§ **Set exercise**
Copy out every record below exactly as written, but leave out any pictures.
=-=-=
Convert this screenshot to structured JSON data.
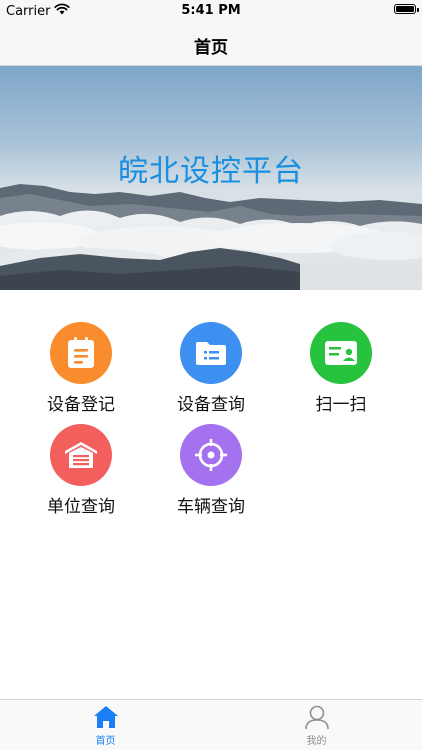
{
  "status_bar": {
    "carrier": "Carrier",
    "time": "5:41 PM"
  },
  "nav": {
    "title": "首页"
  },
  "banner": {
    "title": "皖北设控平台"
  },
  "grid": {
    "items": [
      {
        "label": "设备登记",
        "color": "#f98d2e",
        "icon": "clipboard-icon"
      },
      {
        "label": "设备查询",
        "color": "#3d8ff0",
        "icon": "folder-icon"
      },
      {
        "label": "扫一扫",
        "color": "#27c23e",
        "icon": "id-card-icon"
      },
      {
        "label": "单位查询",
        "color": "#f25f5c",
        "icon": "garage-icon"
      },
      {
        "label": "车辆查询",
        "color": "#a472ee",
        "icon": "target-icon"
      }
    ]
  },
  "tab_bar": {
    "tabs": [
      {
        "label": "首页",
        "active": true
      },
      {
        "label": "我的",
        "active": false
      }
    ],
    "active_color": "#1a7ff5",
    "inactive_color": "#8e8e93"
  }
}
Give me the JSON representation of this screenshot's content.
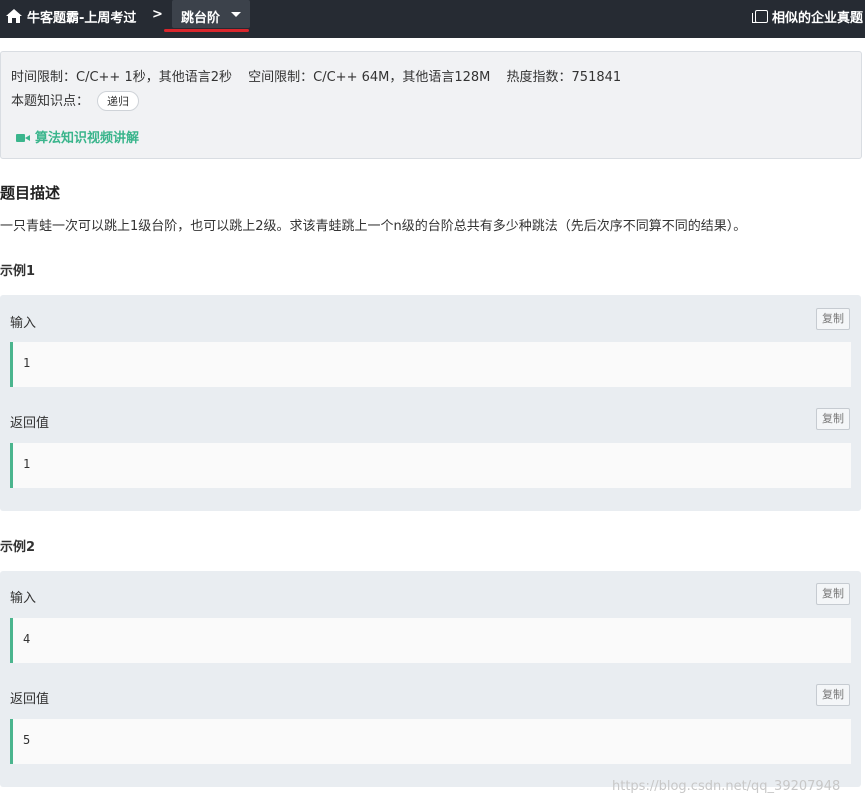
=-=-=
§ **Finished answer**
Convert this screenshot to structured JSON data.
{
  "status_bar": {
    "carrier": "Carrier",
    "time": "5:41 PM"
  },
  "nav": {
    "title": "首页"
  },
  "banner": {
    "title": "皖北设控平台"
  },
  "grid": {
    "items": [
      {
        "label": "设备登记",
        "color": "#f98d2e",
        "icon": "clipboard-icon"
      },
      {
        "label": "设备查询",
        "color": "#3d8ff0",
        "icon": "folder-icon"
      },
      {
        "label": "扫一扫",
        "color": "#27c23e",
        "icon": "id-card-icon"
      },
      {
        "label": "单位查询",
        "color": "#f25f5c",
        "icon": "garage-icon"
      },
      {
        "label": "车辆查询",
        "color": "#a472ee",
        "icon": "target-icon"
      }
    ]
  },
  "tab_bar": {
    "tabs": [
      {
        "label": "首页",
        "active": true
      },
      {
        "label": "我的",
        "active": false
      }
    ],
    "active_color": "#1a7ff5",
    "inactive_color": "#8e8e93"
  }
}
Give me the JSON representation of this screenshot's content.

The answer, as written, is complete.